### Aim
Below is a set of records; print all of them exactly as written.

— Begin —

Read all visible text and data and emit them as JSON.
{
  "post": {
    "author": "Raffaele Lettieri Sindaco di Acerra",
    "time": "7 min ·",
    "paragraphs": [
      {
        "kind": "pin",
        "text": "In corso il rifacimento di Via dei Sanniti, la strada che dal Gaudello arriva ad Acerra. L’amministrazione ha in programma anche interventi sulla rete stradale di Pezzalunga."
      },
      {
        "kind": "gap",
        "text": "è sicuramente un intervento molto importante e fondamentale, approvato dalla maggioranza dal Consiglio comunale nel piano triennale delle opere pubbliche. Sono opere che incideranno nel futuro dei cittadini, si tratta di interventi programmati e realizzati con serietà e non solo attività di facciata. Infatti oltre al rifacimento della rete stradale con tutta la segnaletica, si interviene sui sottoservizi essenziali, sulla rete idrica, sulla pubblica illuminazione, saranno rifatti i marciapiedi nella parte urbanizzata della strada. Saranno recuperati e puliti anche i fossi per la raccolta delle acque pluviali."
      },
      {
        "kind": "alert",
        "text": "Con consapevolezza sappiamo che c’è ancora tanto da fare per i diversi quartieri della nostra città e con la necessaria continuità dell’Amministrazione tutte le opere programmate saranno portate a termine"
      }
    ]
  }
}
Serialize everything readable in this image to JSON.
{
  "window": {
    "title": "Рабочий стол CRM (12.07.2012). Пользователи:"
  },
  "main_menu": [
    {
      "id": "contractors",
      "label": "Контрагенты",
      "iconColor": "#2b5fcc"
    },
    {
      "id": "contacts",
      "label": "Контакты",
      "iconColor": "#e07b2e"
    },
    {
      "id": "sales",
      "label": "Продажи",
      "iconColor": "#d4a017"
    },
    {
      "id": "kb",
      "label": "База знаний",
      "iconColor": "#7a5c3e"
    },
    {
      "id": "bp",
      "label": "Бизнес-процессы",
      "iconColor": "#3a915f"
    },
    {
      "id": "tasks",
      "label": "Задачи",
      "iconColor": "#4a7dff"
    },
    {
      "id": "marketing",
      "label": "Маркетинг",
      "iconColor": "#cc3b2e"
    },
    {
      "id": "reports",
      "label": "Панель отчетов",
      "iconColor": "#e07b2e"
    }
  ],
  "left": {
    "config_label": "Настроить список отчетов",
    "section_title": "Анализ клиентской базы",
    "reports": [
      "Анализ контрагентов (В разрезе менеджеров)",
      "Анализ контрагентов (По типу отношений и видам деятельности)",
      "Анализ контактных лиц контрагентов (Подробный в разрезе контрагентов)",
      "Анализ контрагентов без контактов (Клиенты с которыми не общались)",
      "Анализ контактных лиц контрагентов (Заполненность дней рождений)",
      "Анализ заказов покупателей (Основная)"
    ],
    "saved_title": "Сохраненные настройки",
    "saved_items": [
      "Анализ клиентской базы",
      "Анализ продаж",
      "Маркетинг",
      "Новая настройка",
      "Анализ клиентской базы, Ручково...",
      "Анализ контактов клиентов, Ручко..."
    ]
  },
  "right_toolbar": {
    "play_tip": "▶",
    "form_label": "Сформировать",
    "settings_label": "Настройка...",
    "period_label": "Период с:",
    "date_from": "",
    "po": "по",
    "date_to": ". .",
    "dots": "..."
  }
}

— End —

### Response
Read all visible text and data and emit them as JSON.
{
  "post": {
    "author": "Raffaele Lettieri Sindaco di Acerra",
    "time": "7 min ·",
    "paragraphs": [
      {
        "kind": "pin",
        "text": "In corso il rifacimento di Via dei Sanniti, la strada che dal Gaudello arriva ad Acerra. L’amministrazione ha in programma anche interventi sulla rete stradale di Pezzalunga."
      },
      {
        "kind": "gap",
        "text": "è sicuramente un intervento molto importante e fondamentale, approvato dalla maggioranza dal Consiglio comunale nel piano triennale delle opere pubbliche. Sono opere che incideranno nel futuro dei cittadini, si tratta di interventi programmati e realizzati con serietà e non solo attività di facciata. Infatti oltre al rifacimento della rete stradale con tutta la segnaletica, si interviene sui sottoservizi essenziali, sulla rete idrica, sulla pubblica illuminazione, saranno rifatti i marciapiedi nella parte urbanizzata della strada. Saranno recuperati e puliti anche i fossi per la raccolta delle acque pluviali."
      },
      {
        "kind": "alert",
        "text": "Con consapevolezza sappiamo che c’è ancora tanto da fare per i diversi quartieri della nostra città e con la necessaria continuità dell’Amministrazione tutte le opere programmate saranno portate a termine"
      }
    ]
  }
}
Serialize everything readable in this image to JSON.
{
  "window": {
    "title": "Рабочий стол CRM (12.07.2012). Пользователи:"
  },
  "main_menu": [
    {
      "id": "contractors",
      "label": "Контрагенты",
      "iconColor": "#2b5fcc"
    },
    {
      "id": "contacts",
      "label": "Контакты",
      "iconColor": "#e07b2e"
    },
    {
      "id": "sales",
      "label": "Продажи",
      "iconColor": "#d4a017"
    },
    {
      "id": "kb",
      "label": "База знаний",
      "iconColor": "#7a5c3e"
    },
    {
      "id": "bp",
      "label": "Бизнес-процессы",
      "iconColor": "#3a915f"
    },
    {
      "id": "tasks",
      "label": "Задачи",
      "iconColor": "#4a7dff"
    },
    {
      "id": "marketing",
      "label": "Маркетинг",
      "iconColor": "#cc3b2e"
    },
    {
      "id": "reports",
      "label": "Панель отчетов",
      "iconColor": "#e07b2e"
    }
  ],
  "left": {
    "config_label": "Настроить список отчетов",
    "section_title": "Анализ клиентской базы",
    "reports": [
      "Анализ контрагентов (В разрезе менеджеров)",
      "Анализ контрагентов (По типу отношений и видам деятельности)",
      "Анализ контактных лиц контрагентов (Подробный в разрезе контрагентов)",
      "Анализ контрагентов без контактов (Клиенты с которыми не общались)",
      "Анализ контактных лиц контрагентов (Заполненность дней рождений)",
      "Анализ заказов покупателей (Основная)"
    ],
    "saved_title": "Сохраненные настройки",
    "saved_items": [
      "Анализ клиентской базы",
      "Анализ продаж",
      "Маркетинг",
      "Новая настройка",
      "Анализ клиентской базы, Ручково...",
      "Анализ контактов клиентов, Ручко..."
    ]
  },
  "right_toolbar": {
    "play_tip": "▶",
    "form_label": "Сформировать",
    "settings_label": "Настройка...",
    "period_label": "Период с:",
    "date_from": "",
    "po": "по",
    "date_to": ". .",
    "dots": "..."
  }
}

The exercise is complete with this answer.